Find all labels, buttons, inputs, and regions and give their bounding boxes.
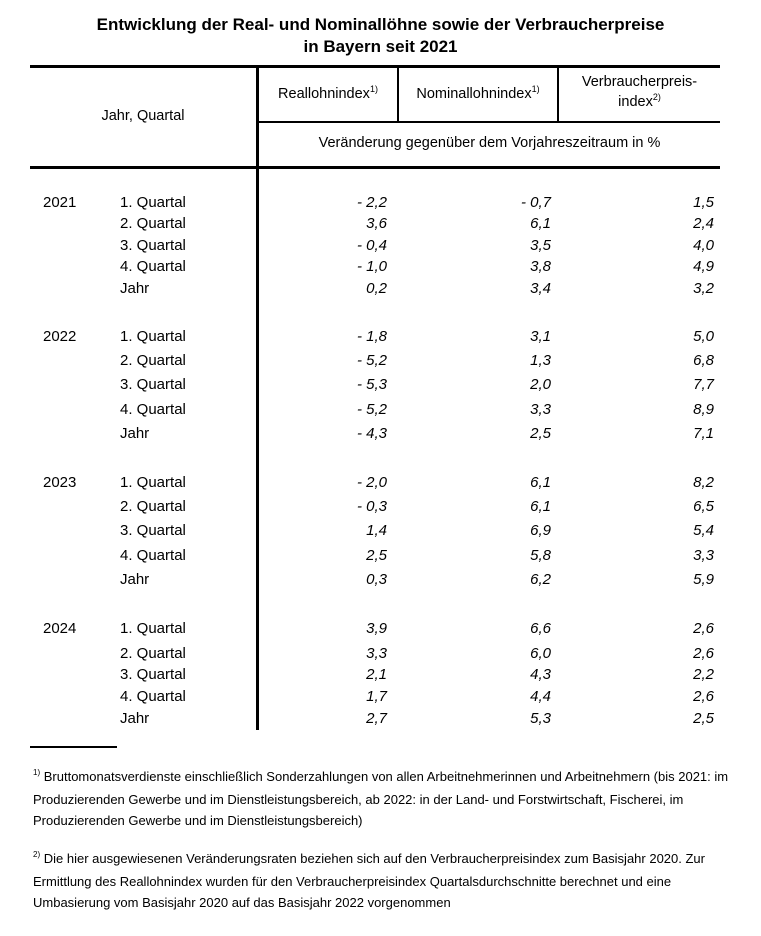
period-label: Jahr bbox=[120, 710, 150, 727]
year-label: 2022 bbox=[43, 328, 77, 345]
verbraucherpreisindex-value: 6,8 bbox=[693, 352, 714, 369]
nominallohnindex-value: 2,0 bbox=[530, 376, 551, 393]
title-line-1: Entwicklung der Real- und Nominallöhne sowie der Verbraucherpreise bbox=[96, 15, 665, 34]
nominallohnindex-value: 3,5 bbox=[530, 237, 551, 254]
reallohnindex-value: - 1,8 bbox=[356, 328, 387, 345]
verbraucherpreisindex-value: 2,6 bbox=[693, 645, 714, 662]
verbraucherpreisindex-value: 2,2 bbox=[693, 666, 714, 683]
verbraucherpreisindex-value: 2,5 bbox=[693, 710, 714, 727]
period-label: 4. Quartal bbox=[120, 401, 186, 418]
nominallohnindex-value: 6,6 bbox=[530, 620, 551, 637]
reallohnindex-value: - 0,3 bbox=[356, 498, 387, 515]
period-label: 3. Quartal bbox=[120, 666, 186, 683]
verbraucherpreisindex-value: 4,0 bbox=[693, 237, 714, 254]
column-header-reallohnindex bbox=[259, 84, 397, 105]
verbraucherpreisindex-value: 8,9 bbox=[693, 401, 714, 418]
nominallohnindex-value: 3,4 bbox=[530, 280, 551, 297]
nominallohnindex-value: 3,8 bbox=[530, 258, 551, 275]
verbraucherpreisindex-value: 2,4 bbox=[693, 215, 714, 232]
period-label: 4. Quartal bbox=[120, 688, 186, 705]
period-label: 4. Quartal bbox=[120, 547, 186, 564]
footnote-marker: 2) bbox=[652, 92, 661, 102]
period-label: 3. Quartal bbox=[120, 522, 186, 539]
nominallohnindex-value: 6,9 bbox=[530, 522, 551, 539]
nominallohnindex-value: 5,8 bbox=[530, 547, 551, 564]
verbraucherpreisindex-value: 3,2 bbox=[693, 280, 714, 297]
row-label-header bbox=[30, 106, 256, 126]
reallohnindex-value: - 5,3 bbox=[356, 376, 387, 393]
reallohnindex-value: - 2,2 bbox=[356, 194, 387, 211]
row-label-header-text: Jahr, Quartal bbox=[101, 108, 185, 124]
verbraucherpreisindex-value: 4,9 bbox=[693, 258, 714, 275]
nominallohnindex-value: 6,1 bbox=[530, 498, 551, 515]
column-header-label: Nominallohnindex bbox=[416, 86, 532, 102]
nominallohnindex-value: - 0,7 bbox=[520, 194, 551, 211]
nominallohnindex-value: 1,3 bbox=[530, 352, 551, 369]
period-label: 2. Quartal bbox=[120, 352, 186, 369]
unit-header-text: Veränderung gegenüber dem Vorjahreszeitraum in % bbox=[318, 135, 661, 151]
verbraucherpreisindex-value: 5,9 bbox=[693, 571, 714, 588]
nominallohnindex-value: 6,1 bbox=[530, 474, 551, 491]
footnote-marker: 1) bbox=[531, 84, 540, 94]
nominallohnindex-value: 4,4 bbox=[530, 688, 551, 705]
reallohnindex-value: 0,2 bbox=[366, 280, 387, 297]
period-label: 1. Quartal bbox=[120, 474, 186, 491]
nominallohnindex-value: 6,1 bbox=[530, 215, 551, 232]
year-label: 2021 bbox=[43, 194, 77, 211]
reallohnindex-value: - 5,2 bbox=[356, 352, 387, 369]
period-label: 2. Quartal bbox=[120, 215, 186, 232]
nominallohnindex-value: 2,5 bbox=[530, 425, 551, 442]
nominallohnindex-value: 5,3 bbox=[530, 710, 551, 727]
footnote-2-marker: 2) bbox=[33, 850, 41, 859]
period-label: 1. Quartal bbox=[120, 328, 186, 345]
footnote-1-marker: 1) bbox=[33, 768, 41, 777]
title-line-2: in Bayern seit 2021 bbox=[303, 37, 458, 56]
reallohnindex-value: 1,7 bbox=[366, 688, 387, 705]
year-label: 2024 bbox=[43, 620, 77, 637]
verbraucherpreisindex-value: 8,2 bbox=[693, 474, 714, 491]
verbraucherpreisindex-value: 7,1 bbox=[693, 425, 714, 442]
verbraucherpreisindex-value: 5,4 bbox=[693, 522, 714, 539]
reallohnindex-value: - 5,2 bbox=[356, 401, 387, 418]
footnote-2-text: Die hier ausgewiesenen Veränderungsraten beziehen sich auf den Verbraucherpreisindex zum Basisjahr 2020. Zur Ermittlung des Reallohnindex wurden für den Verbraucherpreisindex Quartalsdurchschnitte berechnet und eine Umbasierung vom Basisjahr 2020 auf das Basisjahr 2022 vorgenommen bbox=[33, 851, 705, 910]
header-mid-divider bbox=[257, 121, 720, 123]
footnote-2 bbox=[33, 848, 733, 913]
nominallohnindex-value: 4,3 bbox=[530, 666, 551, 683]
period-label: 3. Quartal bbox=[120, 237, 186, 254]
verbraucherpreisindex-value: 1,5 bbox=[693, 194, 714, 211]
footnote-1 bbox=[33, 766, 733, 831]
column-header-label-line2: index bbox=[618, 94, 653, 110]
nominallohnindex-value: 6,0 bbox=[530, 645, 551, 662]
reallohnindex-value: 3,6 bbox=[366, 215, 387, 232]
period-label: 1. Quartal bbox=[120, 194, 186, 211]
reallohnindex-value: 2,7 bbox=[366, 710, 387, 727]
column-header-nominallohnindex bbox=[399, 84, 557, 105]
reallohnindex-value: - 2,0 bbox=[356, 474, 387, 491]
row-label-divider bbox=[256, 65, 259, 730]
nominallohnindex-value: 3,1 bbox=[530, 328, 551, 345]
reallohnindex-value: 3,9 bbox=[366, 620, 387, 637]
reallohnindex-value: 0,3 bbox=[366, 571, 387, 588]
nominallohnindex-value: 3,3 bbox=[530, 401, 551, 418]
reallohnindex-value: 2,1 bbox=[366, 666, 387, 683]
table-top-border bbox=[30, 65, 720, 68]
footnote-marker: 1) bbox=[369, 84, 378, 94]
column-header-verbraucherpreisindex bbox=[559, 72, 720, 113]
reallohnindex-value: - 4,3 bbox=[356, 425, 387, 442]
verbraucherpreisindex-value: 6,5 bbox=[693, 498, 714, 515]
period-label: 3. Quartal bbox=[120, 376, 186, 393]
reallohnindex-value: 3,3 bbox=[366, 645, 387, 662]
header-bottom-border bbox=[30, 166, 720, 169]
verbraucherpreisindex-value: 7,7 bbox=[693, 376, 714, 393]
footnote-separator bbox=[30, 746, 117, 748]
unit-header bbox=[259, 133, 720, 153]
period-label: Jahr bbox=[120, 425, 150, 442]
reallohnindex-value: - 1,0 bbox=[356, 258, 387, 275]
verbraucherpreisindex-value: 2,6 bbox=[693, 620, 714, 637]
period-label: 2. Quartal bbox=[120, 498, 186, 515]
period-label: 1. Quartal bbox=[120, 620, 186, 637]
nominallohnindex-value: 6,2 bbox=[530, 571, 551, 588]
period-label: 4. Quartal bbox=[120, 258, 186, 275]
period-label: Jahr bbox=[120, 280, 150, 297]
period-label: Jahr bbox=[120, 571, 150, 588]
verbraucherpreisindex-value: 3,3 bbox=[693, 547, 714, 564]
reallohnindex-value: 2,5 bbox=[366, 547, 387, 564]
table-title bbox=[0, 14, 761, 58]
reallohnindex-value: 1,4 bbox=[366, 522, 387, 539]
reallohnindex-value: - 0,4 bbox=[356, 237, 387, 254]
year-label: 2023 bbox=[43, 474, 77, 491]
verbraucherpreisindex-value: 2,6 bbox=[693, 688, 714, 705]
verbraucherpreisindex-value: 5,0 bbox=[693, 328, 714, 345]
column-header-label: Reallohnindex bbox=[278, 86, 370, 102]
period-label: 2. Quartal bbox=[120, 645, 186, 662]
column-header-label-line1: Verbraucherpreis- bbox=[581, 74, 698, 90]
footnote-1-text: Bruttomonatsverdienste einschließlich Sonderzahlungen von allen Arbeitnehmerinnen und Arbeitnehmern (bis 2021: im Produzierenden Gewerbe und im Dienstleistungsbereich, ab 2022: in der Land- und Forstwirtschaft, Fischerei, im Produzierenden Gewerbe und im Dienstleistungsbereich) bbox=[33, 769, 729, 828]
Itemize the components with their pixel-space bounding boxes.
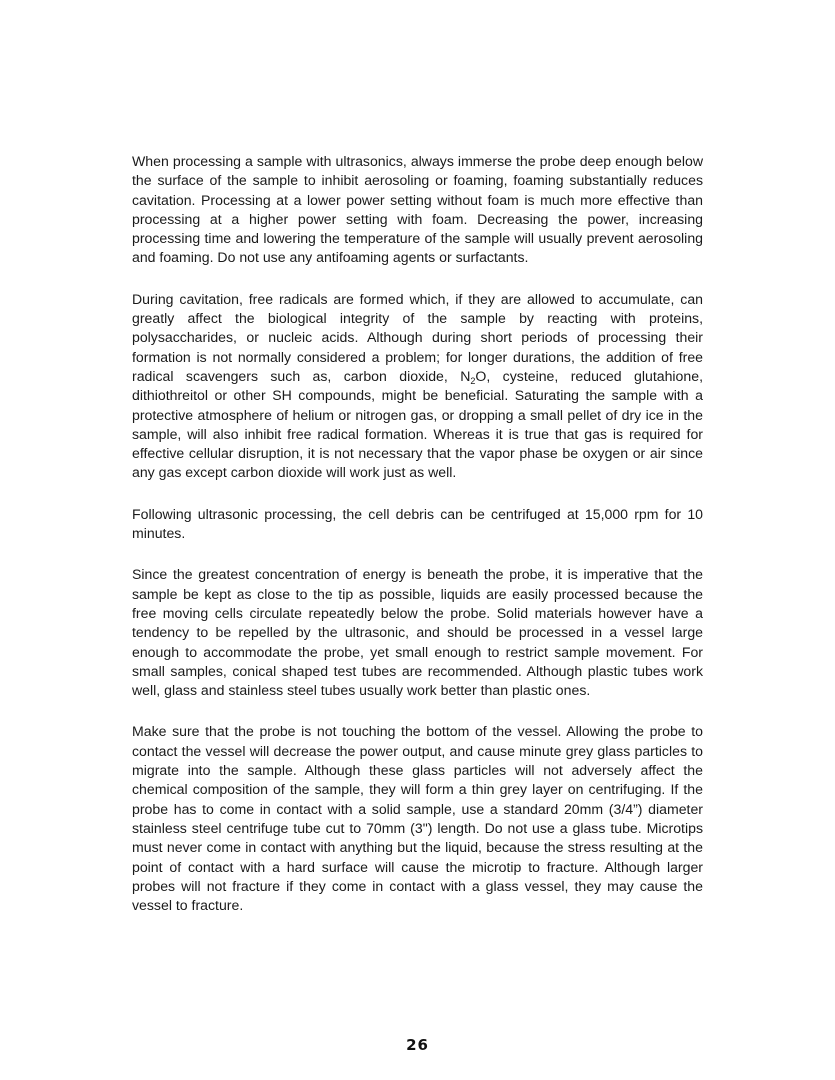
paragraph-probe-contact: Make sure that the probe is not touching the bottom of the vessel. Allowing the probe to contact the vessel will decrease the power output, and cause minute grey glass particles to migrate into the sample. Although these glass particles will not adversely affect the chemical composition of the sample, they will form a thin grey layer on centrifuging. If the probe has to come in contact with a solid sample, use a standard 20mm (3/4”) diameter stainless steel centrifuge tube cut to 70mm (3") length. Do not use a glass tube. Microtips must never come in contact with anything but the liquid, because the stress resulting at the point of contact with a hard surface will cause the microtip to fracture. Although larger probes will not fracture if they come in contact with a glass vessel, they may cause the vessel to fracture.	[132, 723, 703, 914]
paragraph-centrifuge: Following ultrasonic processing, the cell debris can be centrifuged at 15,000 rpm for 10 minutes.	[132, 505, 703, 542]
subscript-2: 2	[470, 375, 476, 386]
paragraph-free-radicals-part-2: O, cysteine, reduced glutahione, dithiothreitol or other SH compounds, might be beneficial. Saturating the sample with a protective atmosphere of helium or nitrogen gas, or dropping a small pellet of dry ice in the sample, will also inhibit free radical formation. Whereas it is true that gas is required for effective cellular disruption, it is not necessary that the vapor phase be oxygen or air since any gas except carbon dioxide will work just as well.	[132, 367, 703, 481]
paragraph-free-radicals	[132, 290, 703, 483]
paragraph-foaming: When processing a sample with ultrasonics, always immerse the probe deep enough below the surface of the sample to inhibit aerosoling or foaming, foaming substantially reduces cavitation. Processing at a lower power setting without foam is much more effective than processing at a higher power setting with foam. Decreasing the power, increasing processing time and lowering the temperature of the sample will usually prevent aerosoling and foaming. Do not use any antifoaming agents or surfactants.	[132, 153, 703, 266]
page-number: 26	[406, 1036, 429, 1054]
paragraph-energy-concentration: Since the greatest concentration of energy is beneath the probe, it is imperative that the sample be kept as close to the tip as possible, liquids are easily processed because the free moving cells circulate repeatedly below the probe. Solid materials however have a tendency to be repelled by the ultrasonic, and should be processed in a vessel large enough to accommodate the probe, yet small enough to restrict sample movement. For small samples, conical shaped test tubes are recommended. Although plastic tubes work well, glass and stainless steel tubes usually work better than plastic ones.	[132, 566, 703, 699]
paragraph-free-radicals-part-1: During cavitation, free radicals are formed which, if they are allowed to accumulate, can greatly affect the biological integrity of the sample by reacting with proteins, polysaccharides, or nucleic acids. Although during short periods of processing their formation is not normally considered a problem; for longer durations, the addition of free radical scavengers such as, carbon dioxide, N	[132, 290, 703, 384]
body-text	[132, 152, 703, 937]
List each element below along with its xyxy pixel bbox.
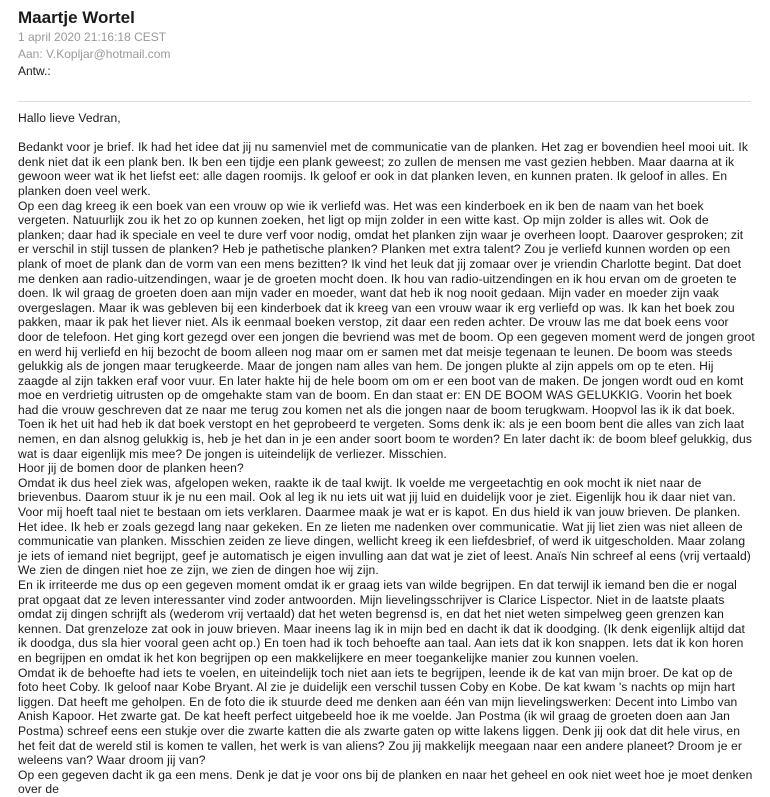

> TASK GOAL: Search the material for the word "effective" and copy every matching line.

> COMPLETED TASK:
paragraph-free-radicals-part-2: O, cysteine, reduced glutahione, dithiothreitol or other SH compounds, might be beneficial. Saturating the sample with a protective atmosphere of helium or nitrogen gas, or dropping a small pellet of dry ice in the sample, will also inhibit free radical formation. Whereas it is true that gas is required for effective cellular disruption, it is not necessary that the vapor phase be oxygen or air since any gas except carbon dioxide will work just as well.	[132, 367, 703, 481]
paragraph-foaming: When processing a sample with ultrasonics, always immerse the probe deep enough below the surface of the sample to inhibit aerosoling or foaming, foaming substantially reduces cavitation. Processing at a lower power setting without foam is much more effective than processing at a higher power setting with foam. Decreasing the power, increasing processing time and lowering the temperature of the sample will usually prevent aerosoling and foaming. Do not use any antifoaming agents or surfactants.	[132, 153, 703, 266]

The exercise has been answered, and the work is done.